Return all the entries exactly, keeping pictures out.

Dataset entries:
**********

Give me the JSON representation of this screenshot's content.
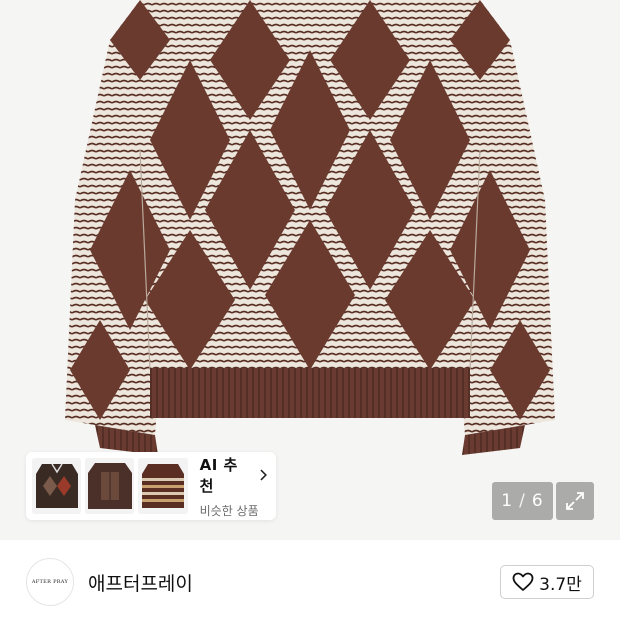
{
  "gallery": {
    "current_page": "1",
    "separator": "/",
    "total_pages": "6"
  },
  "ai_recommend": {
    "title": "AI 추천",
    "subtitle": "비슷한 상품"
  },
  "brand": {
    "name": "애프터프레이",
    "logo_text": "AFTER PRAY"
  },
  "like": {
    "count": "3.7만"
  },
  "icons": {
    "chevron": "chevron-right-icon",
    "expand": "expand-arrows-icon",
    "like": "heart-outline-icon"
  },
  "colors": {
    "sweater_brown": "#6b3a2e",
    "sweater_cream": "#ede8e0",
    "overlay": "#6e6e6e"
  }
}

**********

- REPLY:
Give me the JSON representation of this screenshot's content.
{
  "gallery": {
    "current_page": "1",
    "separator": "/",
    "total_pages": "6"
  },
  "ai_recommend": {
    "title": "AI 추천",
    "subtitle": "비슷한 상품"
  },
  "brand": {
    "name": "애프터프레이",
    "logo_text": "AFTER PRAY"
  },
  "like": {
    "count": "3.7만"
  },
  "icons": {
    "chevron": "chevron-right-icon",
    "expand": "expand-arrows-icon",
    "like": "heart-outline-icon"
  },
  "colors": {
    "sweater_brown": "#6b3a2e",
    "sweater_cream": "#ede8e0",
    "overlay": "#6e6e6e"
  }
}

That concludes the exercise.